→ **Extracted entries**
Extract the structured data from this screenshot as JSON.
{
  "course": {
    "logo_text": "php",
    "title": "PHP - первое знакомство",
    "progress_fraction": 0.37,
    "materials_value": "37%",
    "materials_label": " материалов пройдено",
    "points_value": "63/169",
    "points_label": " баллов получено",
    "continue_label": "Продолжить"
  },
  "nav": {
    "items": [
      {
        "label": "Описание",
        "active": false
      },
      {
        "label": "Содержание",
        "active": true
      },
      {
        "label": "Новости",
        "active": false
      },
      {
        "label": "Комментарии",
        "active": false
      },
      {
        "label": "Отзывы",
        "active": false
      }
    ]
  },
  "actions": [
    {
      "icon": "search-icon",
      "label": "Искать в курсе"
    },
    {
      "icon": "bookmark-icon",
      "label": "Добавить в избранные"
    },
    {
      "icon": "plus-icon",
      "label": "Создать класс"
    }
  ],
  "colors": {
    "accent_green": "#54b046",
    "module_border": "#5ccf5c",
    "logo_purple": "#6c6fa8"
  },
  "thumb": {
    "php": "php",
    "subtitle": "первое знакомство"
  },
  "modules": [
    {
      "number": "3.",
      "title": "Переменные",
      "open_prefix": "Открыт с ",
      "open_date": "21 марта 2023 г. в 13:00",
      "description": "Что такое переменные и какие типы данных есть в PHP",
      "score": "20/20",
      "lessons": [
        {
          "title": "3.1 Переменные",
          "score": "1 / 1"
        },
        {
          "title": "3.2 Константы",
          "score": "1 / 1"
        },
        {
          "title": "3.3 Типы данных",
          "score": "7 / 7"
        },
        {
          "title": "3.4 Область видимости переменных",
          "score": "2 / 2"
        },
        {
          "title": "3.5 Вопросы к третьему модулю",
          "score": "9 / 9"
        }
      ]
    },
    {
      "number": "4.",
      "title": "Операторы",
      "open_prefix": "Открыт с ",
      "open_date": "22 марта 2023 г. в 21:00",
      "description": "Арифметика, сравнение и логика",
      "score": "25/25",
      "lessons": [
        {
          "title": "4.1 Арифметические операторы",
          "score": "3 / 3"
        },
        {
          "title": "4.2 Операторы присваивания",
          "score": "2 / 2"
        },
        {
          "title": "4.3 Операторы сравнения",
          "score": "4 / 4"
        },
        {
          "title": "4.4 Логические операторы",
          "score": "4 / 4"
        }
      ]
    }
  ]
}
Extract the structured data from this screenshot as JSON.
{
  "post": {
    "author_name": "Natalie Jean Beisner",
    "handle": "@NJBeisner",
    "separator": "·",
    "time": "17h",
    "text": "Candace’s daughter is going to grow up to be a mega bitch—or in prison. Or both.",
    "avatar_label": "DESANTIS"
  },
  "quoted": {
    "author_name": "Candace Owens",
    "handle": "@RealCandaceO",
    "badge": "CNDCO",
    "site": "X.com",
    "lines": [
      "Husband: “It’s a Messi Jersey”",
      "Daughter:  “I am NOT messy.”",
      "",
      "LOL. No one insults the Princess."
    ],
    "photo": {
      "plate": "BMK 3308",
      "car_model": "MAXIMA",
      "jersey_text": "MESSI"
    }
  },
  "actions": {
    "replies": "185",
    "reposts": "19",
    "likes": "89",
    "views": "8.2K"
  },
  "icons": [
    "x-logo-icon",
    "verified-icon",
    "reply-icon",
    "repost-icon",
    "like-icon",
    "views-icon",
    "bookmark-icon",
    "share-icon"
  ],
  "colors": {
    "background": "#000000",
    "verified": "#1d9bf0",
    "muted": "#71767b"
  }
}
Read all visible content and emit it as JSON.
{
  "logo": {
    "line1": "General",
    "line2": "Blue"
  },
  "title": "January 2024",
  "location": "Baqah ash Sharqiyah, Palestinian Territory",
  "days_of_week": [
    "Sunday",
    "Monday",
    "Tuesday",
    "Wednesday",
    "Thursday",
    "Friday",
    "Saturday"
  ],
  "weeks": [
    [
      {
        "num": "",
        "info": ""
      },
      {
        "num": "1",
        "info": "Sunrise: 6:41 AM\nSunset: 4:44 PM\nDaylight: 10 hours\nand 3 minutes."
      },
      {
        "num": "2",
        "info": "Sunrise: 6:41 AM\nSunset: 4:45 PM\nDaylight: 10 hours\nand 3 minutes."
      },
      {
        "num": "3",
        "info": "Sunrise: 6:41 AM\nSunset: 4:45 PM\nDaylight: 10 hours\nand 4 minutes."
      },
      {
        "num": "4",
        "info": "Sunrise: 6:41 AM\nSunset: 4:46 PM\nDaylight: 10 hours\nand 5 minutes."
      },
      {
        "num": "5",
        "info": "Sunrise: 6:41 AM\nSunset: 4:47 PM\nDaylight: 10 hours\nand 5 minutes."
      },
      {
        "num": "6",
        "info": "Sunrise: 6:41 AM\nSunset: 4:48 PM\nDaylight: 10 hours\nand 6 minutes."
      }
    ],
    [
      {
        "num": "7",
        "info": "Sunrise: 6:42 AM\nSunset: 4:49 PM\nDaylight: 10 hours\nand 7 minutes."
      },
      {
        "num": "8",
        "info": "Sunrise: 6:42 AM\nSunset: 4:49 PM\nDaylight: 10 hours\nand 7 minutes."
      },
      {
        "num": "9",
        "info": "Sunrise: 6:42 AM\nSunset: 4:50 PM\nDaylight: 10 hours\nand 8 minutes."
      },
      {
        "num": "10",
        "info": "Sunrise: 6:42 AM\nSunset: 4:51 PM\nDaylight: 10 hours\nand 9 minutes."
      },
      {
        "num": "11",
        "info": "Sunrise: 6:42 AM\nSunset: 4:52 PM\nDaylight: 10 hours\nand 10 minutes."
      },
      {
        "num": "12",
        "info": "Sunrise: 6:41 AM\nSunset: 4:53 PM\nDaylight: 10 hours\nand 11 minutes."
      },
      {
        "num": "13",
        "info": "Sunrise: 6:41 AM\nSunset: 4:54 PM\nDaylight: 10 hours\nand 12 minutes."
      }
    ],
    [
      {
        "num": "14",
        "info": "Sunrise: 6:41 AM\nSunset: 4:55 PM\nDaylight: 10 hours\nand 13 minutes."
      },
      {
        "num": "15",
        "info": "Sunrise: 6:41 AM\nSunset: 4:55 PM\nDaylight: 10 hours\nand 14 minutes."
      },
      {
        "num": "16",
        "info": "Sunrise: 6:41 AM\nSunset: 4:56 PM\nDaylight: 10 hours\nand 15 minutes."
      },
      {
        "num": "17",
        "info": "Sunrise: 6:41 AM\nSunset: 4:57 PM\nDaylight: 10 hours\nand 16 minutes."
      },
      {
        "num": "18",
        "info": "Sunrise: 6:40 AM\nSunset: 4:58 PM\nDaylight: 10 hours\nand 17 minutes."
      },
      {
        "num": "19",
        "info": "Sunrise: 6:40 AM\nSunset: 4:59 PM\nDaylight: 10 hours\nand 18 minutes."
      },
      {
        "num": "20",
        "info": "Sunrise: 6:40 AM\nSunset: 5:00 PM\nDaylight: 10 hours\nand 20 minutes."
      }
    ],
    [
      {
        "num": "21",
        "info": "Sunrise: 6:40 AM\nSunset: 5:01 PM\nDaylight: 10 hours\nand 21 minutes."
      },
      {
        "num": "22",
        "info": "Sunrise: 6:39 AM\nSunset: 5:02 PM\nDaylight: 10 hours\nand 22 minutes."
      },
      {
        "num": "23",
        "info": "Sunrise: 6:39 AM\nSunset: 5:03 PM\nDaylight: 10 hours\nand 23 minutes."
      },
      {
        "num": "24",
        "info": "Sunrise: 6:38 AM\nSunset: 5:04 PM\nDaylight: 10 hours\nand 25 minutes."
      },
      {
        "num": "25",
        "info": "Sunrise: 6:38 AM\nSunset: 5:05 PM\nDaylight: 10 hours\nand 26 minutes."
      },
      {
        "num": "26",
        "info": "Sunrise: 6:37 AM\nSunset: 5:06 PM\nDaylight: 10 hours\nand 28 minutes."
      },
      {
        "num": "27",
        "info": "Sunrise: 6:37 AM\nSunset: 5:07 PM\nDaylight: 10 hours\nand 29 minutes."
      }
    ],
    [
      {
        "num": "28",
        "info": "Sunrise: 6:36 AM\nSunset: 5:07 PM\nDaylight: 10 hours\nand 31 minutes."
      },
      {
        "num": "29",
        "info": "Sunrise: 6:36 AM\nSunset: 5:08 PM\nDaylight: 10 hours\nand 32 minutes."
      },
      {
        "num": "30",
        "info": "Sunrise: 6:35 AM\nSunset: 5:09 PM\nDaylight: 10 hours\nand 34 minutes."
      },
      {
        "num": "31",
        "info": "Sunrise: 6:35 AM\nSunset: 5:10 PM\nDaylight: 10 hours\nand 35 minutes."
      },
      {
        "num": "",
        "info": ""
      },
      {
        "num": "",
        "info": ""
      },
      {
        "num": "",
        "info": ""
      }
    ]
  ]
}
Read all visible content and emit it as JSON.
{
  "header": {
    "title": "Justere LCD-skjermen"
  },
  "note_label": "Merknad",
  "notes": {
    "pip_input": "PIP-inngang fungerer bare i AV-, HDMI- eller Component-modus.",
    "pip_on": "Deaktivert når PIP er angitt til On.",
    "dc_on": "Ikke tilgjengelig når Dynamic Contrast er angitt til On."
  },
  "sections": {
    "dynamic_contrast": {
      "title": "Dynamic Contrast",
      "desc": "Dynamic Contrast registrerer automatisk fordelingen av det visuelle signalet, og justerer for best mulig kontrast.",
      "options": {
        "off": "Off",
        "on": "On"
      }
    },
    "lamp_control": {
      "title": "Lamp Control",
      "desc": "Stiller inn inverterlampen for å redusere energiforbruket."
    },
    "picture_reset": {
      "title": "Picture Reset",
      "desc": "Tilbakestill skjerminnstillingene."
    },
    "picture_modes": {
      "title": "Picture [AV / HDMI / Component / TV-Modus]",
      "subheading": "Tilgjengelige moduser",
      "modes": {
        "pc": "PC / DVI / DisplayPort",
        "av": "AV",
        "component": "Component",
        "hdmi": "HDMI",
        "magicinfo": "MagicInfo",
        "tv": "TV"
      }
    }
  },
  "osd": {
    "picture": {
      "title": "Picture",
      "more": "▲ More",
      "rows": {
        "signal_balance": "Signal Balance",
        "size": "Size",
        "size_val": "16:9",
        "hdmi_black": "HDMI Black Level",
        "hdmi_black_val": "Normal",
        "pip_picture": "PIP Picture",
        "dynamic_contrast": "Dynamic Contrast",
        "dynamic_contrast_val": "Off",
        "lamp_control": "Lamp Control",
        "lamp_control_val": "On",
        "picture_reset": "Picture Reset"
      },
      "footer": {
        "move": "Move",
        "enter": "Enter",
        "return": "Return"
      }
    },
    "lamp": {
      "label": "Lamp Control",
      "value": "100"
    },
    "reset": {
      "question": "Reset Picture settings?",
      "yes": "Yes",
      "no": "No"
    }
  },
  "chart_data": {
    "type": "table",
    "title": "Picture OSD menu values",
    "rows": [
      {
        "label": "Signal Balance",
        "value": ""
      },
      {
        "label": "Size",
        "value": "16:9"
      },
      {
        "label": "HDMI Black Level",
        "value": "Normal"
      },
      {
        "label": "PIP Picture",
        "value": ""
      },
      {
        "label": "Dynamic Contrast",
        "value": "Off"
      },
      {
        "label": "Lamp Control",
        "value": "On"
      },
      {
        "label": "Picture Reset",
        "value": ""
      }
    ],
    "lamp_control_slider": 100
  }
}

→ **Given instruction**
Return each line of the data that contains the string "Level".

→ **Output**
        "hdmi_black": "HDMI Black Level",
        "label": "HDMI Black Level",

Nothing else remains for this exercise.